- _Material provided_
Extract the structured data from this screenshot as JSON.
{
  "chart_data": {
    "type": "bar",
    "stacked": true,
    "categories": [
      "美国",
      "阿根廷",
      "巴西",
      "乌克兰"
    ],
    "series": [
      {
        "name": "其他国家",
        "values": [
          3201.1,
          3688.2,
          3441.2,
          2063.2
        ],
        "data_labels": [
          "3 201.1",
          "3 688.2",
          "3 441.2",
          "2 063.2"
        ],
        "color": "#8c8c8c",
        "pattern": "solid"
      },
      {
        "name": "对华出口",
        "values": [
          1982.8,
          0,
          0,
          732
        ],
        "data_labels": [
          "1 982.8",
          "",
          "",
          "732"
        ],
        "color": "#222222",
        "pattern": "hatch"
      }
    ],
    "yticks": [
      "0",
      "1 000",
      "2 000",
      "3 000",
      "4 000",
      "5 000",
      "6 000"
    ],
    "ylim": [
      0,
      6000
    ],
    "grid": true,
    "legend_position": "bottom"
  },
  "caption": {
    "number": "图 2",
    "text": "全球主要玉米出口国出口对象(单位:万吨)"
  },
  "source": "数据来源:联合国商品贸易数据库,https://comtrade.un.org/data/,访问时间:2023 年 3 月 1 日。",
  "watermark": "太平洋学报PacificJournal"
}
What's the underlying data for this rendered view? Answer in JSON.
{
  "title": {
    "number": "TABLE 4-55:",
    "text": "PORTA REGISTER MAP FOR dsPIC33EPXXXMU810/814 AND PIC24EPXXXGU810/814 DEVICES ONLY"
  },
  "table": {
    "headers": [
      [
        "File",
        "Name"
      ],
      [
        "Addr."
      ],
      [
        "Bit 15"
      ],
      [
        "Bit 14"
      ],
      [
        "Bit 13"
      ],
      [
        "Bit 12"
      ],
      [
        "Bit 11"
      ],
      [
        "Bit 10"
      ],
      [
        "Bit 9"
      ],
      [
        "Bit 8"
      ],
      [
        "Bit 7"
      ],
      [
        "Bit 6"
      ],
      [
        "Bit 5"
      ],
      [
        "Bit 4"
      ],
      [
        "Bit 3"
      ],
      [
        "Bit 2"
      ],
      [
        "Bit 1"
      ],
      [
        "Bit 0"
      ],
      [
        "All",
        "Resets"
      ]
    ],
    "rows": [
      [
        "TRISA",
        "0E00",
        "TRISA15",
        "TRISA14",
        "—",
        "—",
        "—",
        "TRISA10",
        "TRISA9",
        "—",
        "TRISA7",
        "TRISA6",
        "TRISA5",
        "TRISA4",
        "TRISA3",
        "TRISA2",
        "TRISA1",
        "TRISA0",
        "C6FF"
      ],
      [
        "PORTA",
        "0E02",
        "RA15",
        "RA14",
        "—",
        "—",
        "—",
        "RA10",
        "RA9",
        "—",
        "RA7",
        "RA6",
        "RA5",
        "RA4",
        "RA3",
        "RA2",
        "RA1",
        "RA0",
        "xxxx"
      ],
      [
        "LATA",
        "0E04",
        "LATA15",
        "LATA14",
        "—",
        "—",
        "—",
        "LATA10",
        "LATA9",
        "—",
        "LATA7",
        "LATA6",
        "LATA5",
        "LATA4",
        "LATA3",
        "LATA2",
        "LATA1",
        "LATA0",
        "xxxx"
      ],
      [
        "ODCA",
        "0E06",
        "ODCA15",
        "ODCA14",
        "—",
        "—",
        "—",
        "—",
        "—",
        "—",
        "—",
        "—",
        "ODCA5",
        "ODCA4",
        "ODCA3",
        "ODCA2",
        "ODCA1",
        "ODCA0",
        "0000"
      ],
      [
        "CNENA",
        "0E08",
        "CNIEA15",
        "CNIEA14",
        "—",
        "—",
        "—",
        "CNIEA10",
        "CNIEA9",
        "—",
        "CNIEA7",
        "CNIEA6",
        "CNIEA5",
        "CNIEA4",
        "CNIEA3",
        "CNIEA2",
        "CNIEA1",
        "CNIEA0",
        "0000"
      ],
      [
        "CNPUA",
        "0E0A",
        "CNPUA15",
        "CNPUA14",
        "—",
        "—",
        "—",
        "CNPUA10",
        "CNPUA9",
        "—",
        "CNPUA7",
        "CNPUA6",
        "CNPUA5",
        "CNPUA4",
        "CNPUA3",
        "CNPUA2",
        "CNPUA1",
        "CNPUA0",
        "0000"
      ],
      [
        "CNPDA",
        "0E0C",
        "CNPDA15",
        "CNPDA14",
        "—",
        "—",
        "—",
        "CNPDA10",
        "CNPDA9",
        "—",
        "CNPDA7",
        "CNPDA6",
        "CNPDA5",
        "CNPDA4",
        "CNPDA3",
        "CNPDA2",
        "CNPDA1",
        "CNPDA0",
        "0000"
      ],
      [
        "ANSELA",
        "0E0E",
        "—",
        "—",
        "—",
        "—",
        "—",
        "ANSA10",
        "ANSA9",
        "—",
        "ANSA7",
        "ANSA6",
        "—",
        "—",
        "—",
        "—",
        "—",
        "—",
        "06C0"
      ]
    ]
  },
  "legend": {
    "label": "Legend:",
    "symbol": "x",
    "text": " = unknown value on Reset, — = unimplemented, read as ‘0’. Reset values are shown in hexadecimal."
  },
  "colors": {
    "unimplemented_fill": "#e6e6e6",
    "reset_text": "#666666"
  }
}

- _What you will do_
Repeat the material above in full, keeping every word.

- _The reply_
Extract the structured data from this screenshot as JSON.
{
  "chart_data": {
    "type": "bar",
    "stacked": true,
    "categories": [
      "美国",
      "阿根廷",
      "巴西",
      "乌克兰"
    ],
    "series": [
      {
        "name": "其他国家",
        "values": [
          3201.1,
          3688.2,
          3441.2,
          2063.2
        ],
        "data_labels": [
          "3 201.1",
          "3 688.2",
          "3 441.2",
          "2 063.2"
        ],
        "color": "#8c8c8c",
        "pattern": "solid"
      },
      {
        "name": "对华出口",
        "values": [
          1982.8,
          0,
          0,
          732
        ],
        "data_labels": [
          "1 982.8",
          "",
          "",
          "732"
        ],
        "color": "#222222",
        "pattern": "hatch"
      }
    ],
    "yticks": [
      "0",
      "1 000",
      "2 000",
      "3 000",
      "4 000",
      "5 000",
      "6 000"
    ],
    "ylim": [
      0,
      6000
    ],
    "grid": true,
    "legend_position": "bottom"
  },
  "caption": {
    "number": "图 2",
    "text": "全球主要玉米出口国出口对象(单位:万吨)"
  },
  "source": "数据来源:联合国商品贸易数据库,https://comtrade.un.org/data/,访问时间:2023 年 3 月 1 日。",
  "watermark": "太平洋学报PacificJournal"
}
What's the underlying data for this rendered view? Answer in JSON.
{
  "title": {
    "number": "TABLE 4-55:",
    "text": "PORTA REGISTER MAP FOR dsPIC33EPXXXMU810/814 AND PIC24EPXXXGU810/814 DEVICES ONLY"
  },
  "table": {
    "headers": [
      [
        "File",
        "Name"
      ],
      [
        "Addr."
      ],
      [
        "Bit 15"
      ],
      [
        "Bit 14"
      ],
      [
        "Bit 13"
      ],
      [
        "Bit 12"
      ],
      [
        "Bit 11"
      ],
      [
        "Bit 10"
      ],
      [
        "Bit 9"
      ],
      [
        "Bit 8"
      ],
      [
        "Bit 7"
      ],
      [
        "Bit 6"
      ],
      [
        "Bit 5"
      ],
      [
        "Bit 4"
      ],
      [
        "Bit 3"
      ],
      [
        "Bit 2"
      ],
      [
        "Bit 1"
      ],
      [
        "Bit 0"
      ],
      [
        "All",
        "Resets"
      ]
    ],
    "rows": [
      [
        "TRISA",
        "0E00",
        "TRISA15",
        "TRISA14",
        "—",
        "—",
        "—",
        "TRISA10",
        "TRISA9",
        "—",
        "TRISA7",
        "TRISA6",
        "TRISA5",
        "TRISA4",
        "TRISA3",
        "TRISA2",
        "TRISA1",
        "TRISA0",
        "C6FF"
      ],
      [
        "PORTA",
        "0E02",
        "RA15",
        "RA14",
        "—",
        "—",
        "—",
        "RA10",
        "RA9",
        "—",
        "RA7",
        "RA6",
        "RA5",
        "RA4",
        "RA3",
        "RA2",
        "RA1",
        "RA0",
        "xxxx"
      ],
      [
        "LATA",
        "0E04",
        "LATA15",
        "LATA14",
        "—",
        "—",
        "—",
        "LATA10",
        "LATA9",
        "—",
        "LATA7",
        "LATA6",
        "LATA5",
        "LATA4",
        "LATA3",
        "LATA2",
        "LATA1",
        "LATA0",
        "xxxx"
      ],
      [
        "ODCA",
        "0E06",
        "ODCA15",
        "ODCA14",
        "—",
        "—",
        "—",
        "—",
        "—",
        "—",
        "—",
        "—",
        "ODCA5",
        "ODCA4",
        "ODCA3",
        "ODCA2",
        "ODCA1",
        "ODCA0",
        "0000"
      ],
      [
        "CNENA",
        "0E08",
        "CNIEA15",
        "CNIEA14",
        "—",
        "—",
        "—",
        "CNIEA10",
        "CNIEA9",
        "—",
        "CNIEA7",
        "CNIEA6",
        "CNIEA5",
        "CNIEA4",
        "CNIEA3",
        "CNIEA2",
        "CNIEA1",
        "CNIEA0",
        "0000"
      ],
      [
        "CNPUA",
        "0E0A",
        "CNPUA15",
        "CNPUA14",
        "—",
        "—",
        "—",
        "CNPUA10",
        "CNPUA9",
        "—",
        "CNPUA7",
        "CNPUA6",
        "CNPUA5",
        "CNPUA4",
        "CNPUA3",
        "CNPUA2",
        "CNPUA1",
        "CNPUA0",
        "0000"
      ],
      [
        "CNPDA",
        "0E0C",
        "CNPDA15",
        "CNPDA14",
        "—",
        "—",
        "—",
        "CNPDA10",
        "CNPDA9",
        "—",
        "CNPDA7",
        "CNPDA6",
        "CNPDA5",
        "CNPDA4",
        "CNPDA3",
        "CNPDA2",
        "CNPDA1",
        "CNPDA0",
        "0000"
      ],
      [
        "ANSELA",
        "0E0E",
        "—",
        "—",
        "—",
        "—",
        "—",
        "ANSA10",
        "ANSA9",
        "—",
        "ANSA7",
        "ANSA6",
        "—",
        "—",
        "—",
        "—",
        "—",
        "—",
        "06C0"
      ]
    ]
  },
  "legend": {
    "label": "Legend:",
    "symbol": "x",
    "text": " = unknown value on Reset, — = unimplemented, read as ‘0’. Reset values are shown in hexadecimal."
  },
  "colors": {
    "unimplemented_fill": "#e6e6e6",
    "reset_text": "#666666"
  }
}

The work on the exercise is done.